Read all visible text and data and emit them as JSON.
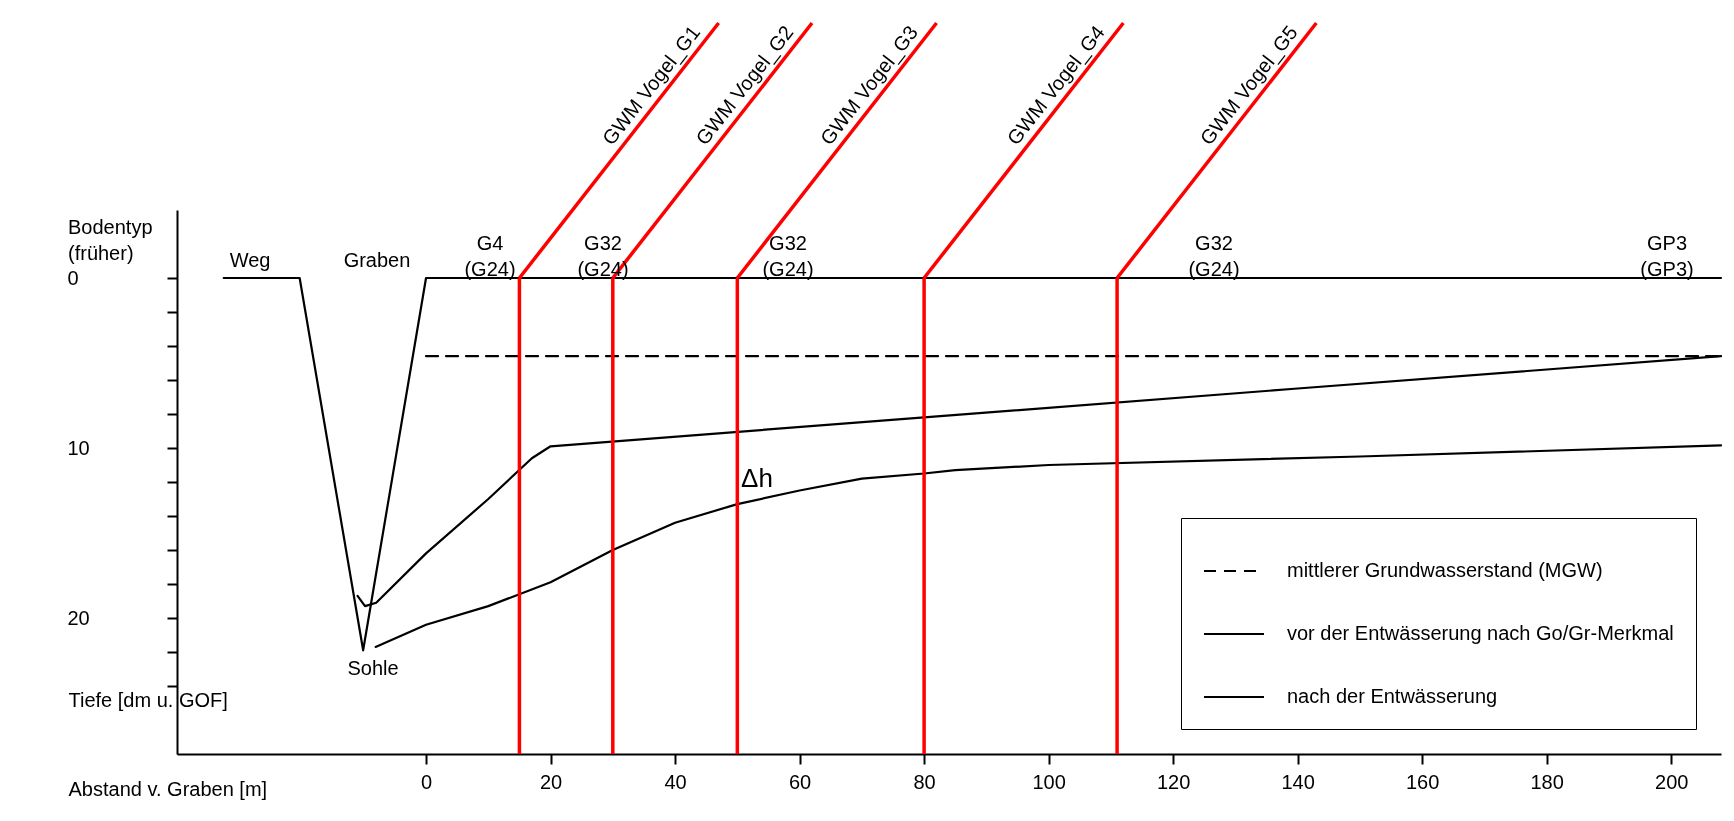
{
  "chart_data": {
    "type": "line",
    "xlabel": "Abstand v. Graben [m]",
    "ylabel": "Tiefe [dm u. GOF]",
    "xlim": [
      -40,
      208
    ],
    "ylim": [
      28,
      -4
    ],
    "xticks": [
      0,
      20,
      40,
      60,
      80,
      100,
      120,
      140,
      160,
      180,
      200
    ],
    "yticks": [
      0,
      {
        "value": 2,
        "label": null
      },
      {
        "value": 4,
        "label": null
      },
      {
        "value": 6,
        "label": null
      },
      {
        "value": 8,
        "label": null
      },
      10,
      {
        "value": 12,
        "label": null
      },
      {
        "value": 14,
        "label": null
      },
      {
        "value": 16,
        "label": null
      },
      {
        "value": 18,
        "label": null
      },
      20,
      {
        "value": 22,
        "label": null
      },
      {
        "value": 24,
        "label": null
      }
    ],
    "legend": "bottom right",
    "series": [
      {
        "color": "#000000",
        "line_style": "solid",
        "x": [
          -32.5,
          -20.3,
          -10.1,
          0,
          208
        ],
        "values": [
          0,
          0,
          21.9,
          0,
          0
        ]
      },
      {
        "name": "mittlerer Grundwasserstand (MGW)",
        "color": "#000000",
        "line_style": "dashed",
        "x": [
          0,
          208
        ],
        "values": [
          4.6,
          4.6
        ]
      },
      {
        "name": "vor der Entwässerung nach Go/Gr-Merkmal",
        "color": "#000000",
        "line_style": "solid",
        "x": [
          -11,
          -9.8,
          -8,
          0,
          10,
          17,
          20,
          80,
          140,
          208
        ],
        "values": [
          18.7,
          19.3,
          19.1,
          16.2,
          13.0,
          10.6,
          9.9,
          8.2,
          6.5,
          4.6
        ]
      },
      {
        "name": "nach der Entwässerung",
        "color": "#000000",
        "line_style": "solid",
        "x": [
          -8.1,
          0,
          10,
          20,
          30,
          40,
          50,
          60,
          70,
          80,
          85,
          100,
          150,
          208
        ],
        "values": [
          21.7,
          20.4,
          19.3,
          17.9,
          16.0,
          14.4,
          13.3,
          12.5,
          11.8,
          11.5,
          11.3,
          11.0,
          10.5,
          9.85
        ]
      }
    ],
    "ref_lines": [
      {
        "axis": "x",
        "value": 15,
        "label": "GWM Vogel_G1",
        "color": "#ff0000"
      },
      {
        "axis": "x",
        "value": 30,
        "label": "GWM Vogel_G2",
        "color": "#ff0000"
      },
      {
        "axis": "x",
        "value": 50,
        "label": "GWM Vogel_G3",
        "color": "#ff0000"
      },
      {
        "axis": "x",
        "value": 80,
        "label": "GWM Vogel_G4",
        "color": "#ff0000"
      },
      {
        "axis": "x",
        "value": 111,
        "label": "GWM Vogel_G5",
        "color": "#ff0000"
      }
    ],
    "annotations": [
      "Bodentyp\n(früher)",
      "Weg",
      "Graben",
      "Sohle",
      "G4\n(G24)",
      "G32\n(G24)",
      "G32\n(G24)",
      "G32\n(G24)",
      "GP3\n(GP3)",
      "Δh"
    ]
  }
}
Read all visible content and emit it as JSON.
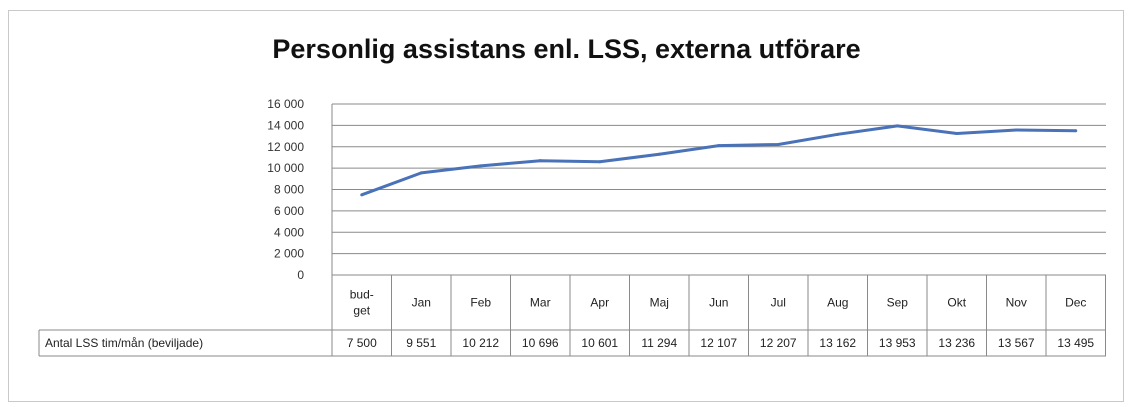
{
  "chart_data": {
    "type": "line",
    "title": "Personlig assistans enl. LSS, externa utförare",
    "categories": [
      "bud-\nget",
      "Jan",
      "Feb",
      "Mar",
      "Apr",
      "Maj",
      "Jun",
      "Jul",
      "Aug",
      "Sep",
      "Okt",
      "Nov",
      "Dec"
    ],
    "series": [
      {
        "name": "Antal LSS tim/mån (beviljade)",
        "values": [
          7500,
          9551,
          10212,
          10696,
          10601,
          11294,
          12107,
          12207,
          13162,
          13953,
          13236,
          13567,
          13495
        ],
        "value_labels": [
          "7 500",
          "9 551",
          "10 212",
          "10 696",
          "10 601",
          "11 294",
          "12 107",
          "12 207",
          "13 162",
          "13 953",
          "13 236",
          "13 567",
          "13 495"
        ],
        "color": "#4a72b8"
      }
    ],
    "ylim": [
      0,
      16000
    ],
    "yticks": [
      0,
      2000,
      4000,
      6000,
      8000,
      10000,
      12000,
      14000,
      16000
    ],
    "ytick_labels": [
      "0",
      "2 000",
      "4 000",
      "6 000",
      "8 000",
      "10 000",
      "12 000",
      "14 000",
      "16 000"
    ],
    "grid": true,
    "legend": "data-table-below"
  }
}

********************

* **Set exercise**: Print out the material word for word, omitting the pictures.

* **Completed task**:
Read all visible text and data and emit them as JSON.
{
  "chart_data": {
    "type": "line",
    "xlabel": "Abstand v. Graben [m]",
    "ylabel": "Tiefe [dm u. GOF]",
    "xlim": [
      -40,
      208
    ],
    "ylim": [
      28,
      -4
    ],
    "xticks": [
      0,
      20,
      40,
      60,
      80,
      100,
      120,
      140,
      160,
      180,
      200
    ],
    "yticks": [
      0,
      {
        "value": 2,
        "label": null
      },
      {
        "value": 4,
        "label": null
      },
      {
        "value": 6,
        "label": null
      },
      {
        "value": 8,
        "label": null
      },
      10,
      {
        "value": 12,
        "label": null
      },
      {
        "value": 14,
        "label": null
      },
      {
        "value": 16,
        "label": null
      },
      {
        "value": 18,
        "label": null
      },
      20,
      {
        "value": 22,
        "label": null
      },
      {
        "value": 24,
        "label": null
      }
    ],
    "legend": "bottom right",
    "series": [
      {
        "color": "#000000",
        "line_style": "solid",
        "x": [
          -32.5,
          -20.3,
          -10.1,
          0,
          208
        ],
        "values": [
          0,
          0,
          21.9,
          0,
          0
        ]
      },
      {
        "name": "mittlerer Grundwasserstand (MGW)",
        "color": "#000000",
        "line_style": "dashed",
        "x": [
          0,
          208
        ],
        "values": [
          4.6,
          4.6
        ]
      },
      {
        "name": "vor der Entwässerung nach Go/Gr-Merkmal",
        "color": "#000000",
        "line_style": "solid",
        "x": [
          -11,
          -9.8,
          -8,
          0,
          10,
          17,
          20,
          80,
          140,
          208
        ],
        "values": [
          18.7,
          19.3,
          19.1,
          16.2,
          13.0,
          10.6,
          9.9,
          8.2,
          6.5,
          4.6
        ]
      },
      {
        "name": "nach der Entwässerung",
        "color": "#000000",
        "line_style": "solid",
        "x": [
          -8.1,
          0,
          10,
          20,
          30,
          40,
          50,
          60,
          70,
          80,
          85,
          100,
          150,
          208
        ],
        "values": [
          21.7,
          20.4,
          19.3,
          17.9,
          16.0,
          14.4,
          13.3,
          12.5,
          11.8,
          11.5,
          11.3,
          11.0,
          10.5,
          9.85
        ]
      }
    ],
    "ref_lines": [
      {
        "axis": "x",
        "value": 15,
        "label": "GWM Vogel_G1",
        "color": "#ff0000"
      },
      {
        "axis": "x",
        "value": 30,
        "label": "GWM Vogel_G2",
        "color": "#ff0000"
      },
      {
        "axis": "x",
        "value": 50,
        "label": "GWM Vogel_G3",
        "color": "#ff0000"
      },
      {
        "axis": "x",
        "value": 80,
        "label": "GWM Vogel_G4",
        "color": "#ff0000"
      },
      {
        "axis": "x",
        "value": 111,
        "label": "GWM Vogel_G5",
        "color": "#ff0000"
      }
    ],
    "annotations": [
      "Bodentyp\n(früher)",
      "Weg",
      "Graben",
      "Sohle",
      "G4\n(G24)",
      "G32\n(G24)",
      "G32\n(G24)",
      "G32\n(G24)",
      "GP3\n(GP3)",
      "Δh"
    ]
  }
}
Read all visible content and emit it as JSON.
{
  "chart_data": {
    "type": "line",
    "title": "Personlig assistans enl. LSS, externa utförare",
    "categories": [
      "bud-\nget",
      "Jan",
      "Feb",
      "Mar",
      "Apr",
      "Maj",
      "Jun",
      "Jul",
      "Aug",
      "Sep",
      "Okt",
      "Nov",
      "Dec"
    ],
    "series": [
      {
        "name": "Antal LSS tim/mån (beviljade)",
        "values": [
          7500,
          9551,
          10212,
          10696,
          10601,
          11294,
          12107,
          12207,
          13162,
          13953,
          13236,
          13567,
          13495
        ],
        "value_labels": [
          "7 500",
          "9 551",
          "10 212",
          "10 696",
          "10 601",
          "11 294",
          "12 107",
          "12 207",
          "13 162",
          "13 953",
          "13 236",
          "13 567",
          "13 495"
        ],
        "color": "#4a72b8"
      }
    ],
    "ylim": [
      0,
      16000
    ],
    "yticks": [
      0,
      2000,
      4000,
      6000,
      8000,
      10000,
      12000,
      14000,
      16000
    ],
    "ytick_labels": [
      "0",
      "2 000",
      "4 000",
      "6 000",
      "8 000",
      "10 000",
      "12 000",
      "14 000",
      "16 000"
    ],
    "grid": true,
    "legend": "data-table-below"
  }
}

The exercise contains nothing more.